_Work to complete_
The answer must be every line of the records below that holds the word "game".

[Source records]

━━━━━━

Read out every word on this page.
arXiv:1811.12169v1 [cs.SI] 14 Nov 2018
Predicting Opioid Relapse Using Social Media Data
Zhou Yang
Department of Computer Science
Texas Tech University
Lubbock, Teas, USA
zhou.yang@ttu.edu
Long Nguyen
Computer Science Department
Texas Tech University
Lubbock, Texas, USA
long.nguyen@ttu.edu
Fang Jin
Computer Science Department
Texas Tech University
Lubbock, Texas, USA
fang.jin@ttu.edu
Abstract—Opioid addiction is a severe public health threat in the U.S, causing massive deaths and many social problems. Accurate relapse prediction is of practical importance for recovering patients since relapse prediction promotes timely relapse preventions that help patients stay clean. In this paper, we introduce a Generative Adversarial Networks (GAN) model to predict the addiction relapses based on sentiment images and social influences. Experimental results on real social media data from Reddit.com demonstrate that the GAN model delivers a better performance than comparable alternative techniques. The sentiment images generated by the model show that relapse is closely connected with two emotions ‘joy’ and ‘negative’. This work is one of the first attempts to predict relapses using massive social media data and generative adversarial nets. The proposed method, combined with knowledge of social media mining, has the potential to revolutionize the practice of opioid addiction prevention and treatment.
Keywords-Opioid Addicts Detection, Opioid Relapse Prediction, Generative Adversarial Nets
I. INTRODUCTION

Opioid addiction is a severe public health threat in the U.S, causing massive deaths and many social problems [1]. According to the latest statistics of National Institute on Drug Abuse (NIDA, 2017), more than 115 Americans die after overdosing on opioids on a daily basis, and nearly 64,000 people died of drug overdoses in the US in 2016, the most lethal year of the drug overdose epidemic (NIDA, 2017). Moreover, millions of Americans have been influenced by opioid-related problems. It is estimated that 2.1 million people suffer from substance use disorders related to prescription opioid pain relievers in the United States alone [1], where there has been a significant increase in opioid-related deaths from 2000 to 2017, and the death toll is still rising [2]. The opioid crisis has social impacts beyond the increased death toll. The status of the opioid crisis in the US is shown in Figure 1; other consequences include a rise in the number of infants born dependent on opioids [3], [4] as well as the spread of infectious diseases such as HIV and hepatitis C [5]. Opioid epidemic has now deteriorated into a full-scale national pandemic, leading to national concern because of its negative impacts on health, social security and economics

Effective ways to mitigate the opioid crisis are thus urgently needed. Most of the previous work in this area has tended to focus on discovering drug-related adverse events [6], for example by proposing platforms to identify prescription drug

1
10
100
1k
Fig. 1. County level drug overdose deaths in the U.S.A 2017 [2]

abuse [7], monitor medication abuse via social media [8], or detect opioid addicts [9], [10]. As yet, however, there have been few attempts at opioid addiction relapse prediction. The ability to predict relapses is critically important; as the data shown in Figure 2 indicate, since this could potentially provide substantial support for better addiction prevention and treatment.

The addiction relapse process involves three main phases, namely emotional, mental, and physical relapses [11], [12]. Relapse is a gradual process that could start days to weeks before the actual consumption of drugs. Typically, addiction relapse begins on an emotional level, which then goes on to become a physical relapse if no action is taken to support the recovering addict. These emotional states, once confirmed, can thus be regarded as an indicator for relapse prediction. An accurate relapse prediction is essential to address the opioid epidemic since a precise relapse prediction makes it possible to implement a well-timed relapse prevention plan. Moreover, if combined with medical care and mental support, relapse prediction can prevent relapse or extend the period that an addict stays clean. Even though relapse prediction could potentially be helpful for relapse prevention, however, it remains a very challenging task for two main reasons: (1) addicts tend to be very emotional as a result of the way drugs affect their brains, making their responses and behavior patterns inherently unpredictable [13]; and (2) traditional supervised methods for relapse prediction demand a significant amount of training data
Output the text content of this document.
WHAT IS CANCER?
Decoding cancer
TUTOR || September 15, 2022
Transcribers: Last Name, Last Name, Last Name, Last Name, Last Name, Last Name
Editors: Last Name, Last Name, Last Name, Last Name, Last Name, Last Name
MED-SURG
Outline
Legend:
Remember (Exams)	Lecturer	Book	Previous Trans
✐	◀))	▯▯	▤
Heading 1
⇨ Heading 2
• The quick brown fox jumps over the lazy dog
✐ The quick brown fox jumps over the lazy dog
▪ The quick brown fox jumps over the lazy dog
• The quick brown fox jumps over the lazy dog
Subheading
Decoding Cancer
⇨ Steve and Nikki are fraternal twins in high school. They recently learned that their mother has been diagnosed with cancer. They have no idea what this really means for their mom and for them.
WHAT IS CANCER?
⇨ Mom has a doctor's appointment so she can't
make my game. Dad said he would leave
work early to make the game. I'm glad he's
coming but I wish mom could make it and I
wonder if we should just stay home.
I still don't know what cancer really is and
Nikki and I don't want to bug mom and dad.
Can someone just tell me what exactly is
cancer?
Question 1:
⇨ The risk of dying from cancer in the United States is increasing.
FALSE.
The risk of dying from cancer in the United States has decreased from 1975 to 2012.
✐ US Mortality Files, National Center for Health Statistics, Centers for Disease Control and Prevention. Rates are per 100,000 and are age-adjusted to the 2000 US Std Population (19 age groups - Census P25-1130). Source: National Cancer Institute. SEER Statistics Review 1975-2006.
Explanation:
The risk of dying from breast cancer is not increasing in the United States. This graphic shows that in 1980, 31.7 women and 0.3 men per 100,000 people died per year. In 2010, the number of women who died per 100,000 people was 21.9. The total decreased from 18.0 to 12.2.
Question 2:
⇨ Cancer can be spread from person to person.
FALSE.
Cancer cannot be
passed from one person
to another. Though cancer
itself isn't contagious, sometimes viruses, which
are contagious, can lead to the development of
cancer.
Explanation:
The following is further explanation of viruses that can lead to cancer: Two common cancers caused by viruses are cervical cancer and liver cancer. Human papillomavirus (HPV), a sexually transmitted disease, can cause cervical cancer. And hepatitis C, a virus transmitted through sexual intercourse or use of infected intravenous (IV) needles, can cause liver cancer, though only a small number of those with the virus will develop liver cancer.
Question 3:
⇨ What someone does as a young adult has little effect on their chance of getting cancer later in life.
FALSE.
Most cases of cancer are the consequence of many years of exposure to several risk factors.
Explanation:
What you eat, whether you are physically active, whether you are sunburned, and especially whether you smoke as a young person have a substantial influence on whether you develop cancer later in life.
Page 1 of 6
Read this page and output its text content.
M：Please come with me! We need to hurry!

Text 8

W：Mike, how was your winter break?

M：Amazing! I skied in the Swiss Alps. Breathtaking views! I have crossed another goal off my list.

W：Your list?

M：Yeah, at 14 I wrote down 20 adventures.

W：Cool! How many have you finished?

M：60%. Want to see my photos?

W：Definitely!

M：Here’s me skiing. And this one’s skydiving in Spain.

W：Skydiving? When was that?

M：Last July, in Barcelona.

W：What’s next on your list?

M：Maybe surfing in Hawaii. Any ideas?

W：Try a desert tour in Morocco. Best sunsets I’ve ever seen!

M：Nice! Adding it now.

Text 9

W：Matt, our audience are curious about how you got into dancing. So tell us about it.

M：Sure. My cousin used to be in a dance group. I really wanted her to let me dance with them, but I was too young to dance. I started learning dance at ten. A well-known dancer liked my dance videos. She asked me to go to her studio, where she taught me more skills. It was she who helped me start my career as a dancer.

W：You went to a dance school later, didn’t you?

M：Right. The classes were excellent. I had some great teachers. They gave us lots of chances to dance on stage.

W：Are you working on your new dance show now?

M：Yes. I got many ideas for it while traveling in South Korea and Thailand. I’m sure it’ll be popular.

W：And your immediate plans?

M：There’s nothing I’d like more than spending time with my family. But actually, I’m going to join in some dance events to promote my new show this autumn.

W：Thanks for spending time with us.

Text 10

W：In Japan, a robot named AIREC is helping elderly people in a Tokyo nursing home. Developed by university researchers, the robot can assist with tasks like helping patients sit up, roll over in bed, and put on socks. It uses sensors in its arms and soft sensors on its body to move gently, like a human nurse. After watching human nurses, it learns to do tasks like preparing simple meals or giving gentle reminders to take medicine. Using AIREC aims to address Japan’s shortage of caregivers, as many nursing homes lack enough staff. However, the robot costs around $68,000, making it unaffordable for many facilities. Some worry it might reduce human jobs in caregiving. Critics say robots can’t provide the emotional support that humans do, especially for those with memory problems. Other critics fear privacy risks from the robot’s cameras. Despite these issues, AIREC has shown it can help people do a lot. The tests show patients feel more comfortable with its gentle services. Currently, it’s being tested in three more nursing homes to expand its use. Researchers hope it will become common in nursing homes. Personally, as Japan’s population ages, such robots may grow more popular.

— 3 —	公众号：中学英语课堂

━━━━━━

_Result of this exercise_
make my game. Dad said he would leave
work early to make the game. I'm glad he's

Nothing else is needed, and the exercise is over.